Without the pictures, set down every line of the data exactly.

:::

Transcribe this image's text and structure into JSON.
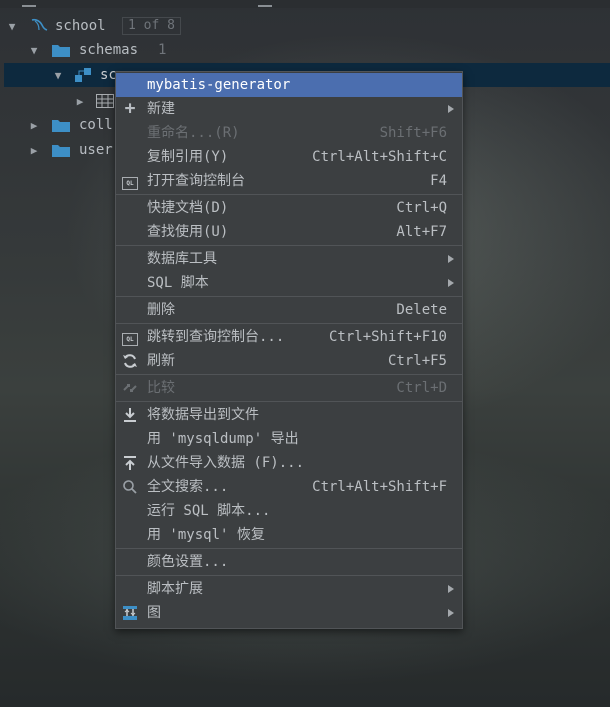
{
  "tree": {
    "root": {
      "label": "school",
      "pager": "1 of 8"
    },
    "schemas": {
      "label": "schemas",
      "count": "1"
    },
    "schema_item": {
      "label": "sc"
    },
    "collations": {
      "label": "coll"
    },
    "users": {
      "label": "user"
    }
  },
  "menu": {
    "items": [
      {
        "label": "mybatis-generator",
        "shortcut": ""
      },
      {
        "label": "新建",
        "shortcut": ""
      },
      {
        "label": "重命名...(R)",
        "shortcut": "Shift+F6"
      },
      {
        "label": "复制引用(Y)",
        "shortcut": "Ctrl+Alt+Shift+C"
      },
      {
        "label": "打开查询控制台",
        "shortcut": "F4"
      },
      {
        "label": "快捷文档(D)",
        "shortcut": "Ctrl+Q"
      },
      {
        "label": "查找使用(U)",
        "shortcut": "Alt+F7"
      },
      {
        "label": "数据库工具",
        "shortcut": ""
      },
      {
        "label": "SQL 脚本",
        "shortcut": ""
      },
      {
        "label": "删除",
        "shortcut": "Delete"
      },
      {
        "label": "跳转到查询控制台...",
        "shortcut": "Ctrl+Shift+F10"
      },
      {
        "label": "刷新",
        "shortcut": "Ctrl+F5"
      },
      {
        "label": "比较",
        "shortcut": "Ctrl+D"
      },
      {
        "label": "将数据导出到文件",
        "shortcut": ""
      },
      {
        "label": "用 'mysqldump' 导出",
        "shortcut": ""
      },
      {
        "label": "从文件导入数据 (F)...",
        "shortcut": ""
      },
      {
        "label": "全文搜索...",
        "shortcut": "Ctrl+Alt+Shift+F"
      },
      {
        "label": "运行 SQL 脚本...",
        "shortcut": ""
      },
      {
        "label": "用 'mysql' 恢复",
        "shortcut": ""
      },
      {
        "label": "颜色设置...",
        "shortcut": ""
      },
      {
        "label": "脚本扩展",
        "shortcut": ""
      },
      {
        "label": "图",
        "shortcut": ""
      }
    ],
    "ql_icon_text": "QL"
  },
  "colors": {
    "highlight": "#4b6eaf",
    "menu_bg": "#3c3f41",
    "folder": "#3d8fc6",
    "selected_row": "#0d293e"
  }
}
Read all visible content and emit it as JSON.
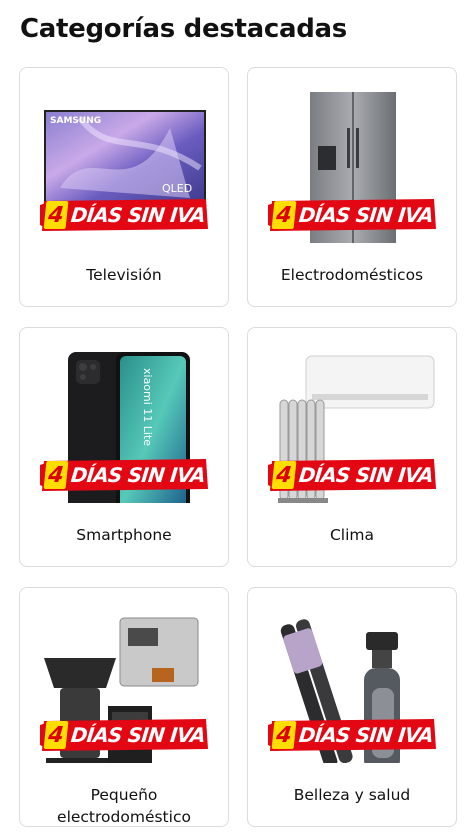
{
  "page": {
    "title": "Categorías destacadas"
  },
  "badge": {
    "number": "4",
    "text": "DÍAS SIN IVA"
  },
  "categories": [
    {
      "label": "Televisión",
      "icon": "tv-image",
      "brand_text": "SAMSUNG",
      "model_text": "QLED"
    },
    {
      "label": "Electrodomésticos",
      "icon": "fridge-image",
      "brand_text": ""
    },
    {
      "label": "Smartphone",
      "icon": "smartphone-image",
      "brand_text": "xiaomi 11 Lite"
    },
    {
      "label": "Clima",
      "icon": "air-conditioner-image",
      "brand_text": ""
    },
    {
      "label": "Pequeño electrodoméstico",
      "icon": "small-appliance-image",
      "brand_text": ""
    },
    {
      "label": "Belleza y salud",
      "icon": "beauty-image",
      "brand_text": ""
    }
  ],
  "colors": {
    "badge_red": "#e30613",
    "badge_yellow": "#ffdd00",
    "card_border": "#dcdcdc"
  }
}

:::

### ANSWER IN FULL
Transcribe this image's text and structure into JSON.
{
  "tree": {
    "root": {
      "label": "school",
      "pager": "1 of 8"
    },
    "schemas": {
      "label": "schemas",
      "count": "1"
    },
    "schema_item": {
      "label": "sc"
    },
    "collations": {
      "label": "coll"
    },
    "users": {
      "label": "user"
    }
  },
  "menu": {
    "items": [
      {
        "label": "mybatis-generator",
        "shortcut": ""
      },
      {
        "label": "新建",
        "shortcut": ""
      },
      {
        "label": "重命名...(R)",
        "shortcut": "Shift+F6"
      },
      {
        "label": "复制引用(Y)",
        "shortcut": "Ctrl+Alt+Shift+C"
      },
      {
        "label": "打开查询控制台",
        "shortcut": "F4"
      },
      {
        "label": "快捷文档(D)",
        "shortcut": "Ctrl+Q"
      },
      {
        "label": "查找使用(U)",
        "shortcut": "Alt+F7"
      },
      {
        "label": "数据库工具",
        "shortcut": ""
      },
      {
        "label": "SQL 脚本",
        "shortcut": ""
      },
      {
        "label": "删除",
        "shortcut": "Delete"
      },
      {
        "label": "跳转到查询控制台...",
        "shortcut": "Ctrl+Shift+F10"
      },
      {
        "label": "刷新",
        "shortcut": "Ctrl+F5"
      },
      {
        "label": "比较",
        "shortcut": "Ctrl+D"
      },
      {
        "label": "将数据导出到文件",
        "shortcut": ""
      },
      {
        "label": "用 'mysqldump' 导出",
        "shortcut": ""
      },
      {
        "label": "从文件导入数据 (F)...",
        "shortcut": ""
      },
      {
        "label": "全文搜索...",
        "shortcut": "Ctrl+Alt+Shift+F"
      },
      {
        "label": "运行 SQL 脚本...",
        "shortcut": ""
      },
      {
        "label": "用 'mysql' 恢复",
        "shortcut": ""
      },
      {
        "label": "颜色设置...",
        "shortcut": ""
      },
      {
        "label": "脚本扩展",
        "shortcut": ""
      },
      {
        "label": "图",
        "shortcut": ""
      }
    ],
    "ql_icon_text": "QL"
  },
  "colors": {
    "highlight": "#4b6eaf",
    "menu_bg": "#3c3f41",
    "folder": "#3d8fc6",
    "selected_row": "#0d293e"
  }
}
Read all visible content and emit it as JSON.
{
  "page": {
    "title": "Categorías destacadas"
  },
  "badge": {
    "number": "4",
    "text": "DÍAS SIN IVA"
  },
  "categories": [
    {
      "label": "Televisión",
      "icon": "tv-image",
      "brand_text": "SAMSUNG",
      "model_text": "QLED"
    },
    {
      "label": "Electrodomésticos",
      "icon": "fridge-image",
      "brand_text": ""
    },
    {
      "label": "Smartphone",
      "icon": "smartphone-image",
      "brand_text": "xiaomi 11 Lite"
    },
    {
      "label": "Clima",
      "icon": "air-conditioner-image",
      "brand_text": ""
    },
    {
      "label": "Pequeño electrodoméstico",
      "icon": "small-appliance-image",
      "brand_text": ""
    },
    {
      "label": "Belleza y salud",
      "icon": "beauty-image",
      "brand_text": ""
    }
  ],
  "colors": {
    "badge_red": "#e30613",
    "badge_yellow": "#ffdd00",
    "card_border": "#dcdcdc"
  }
}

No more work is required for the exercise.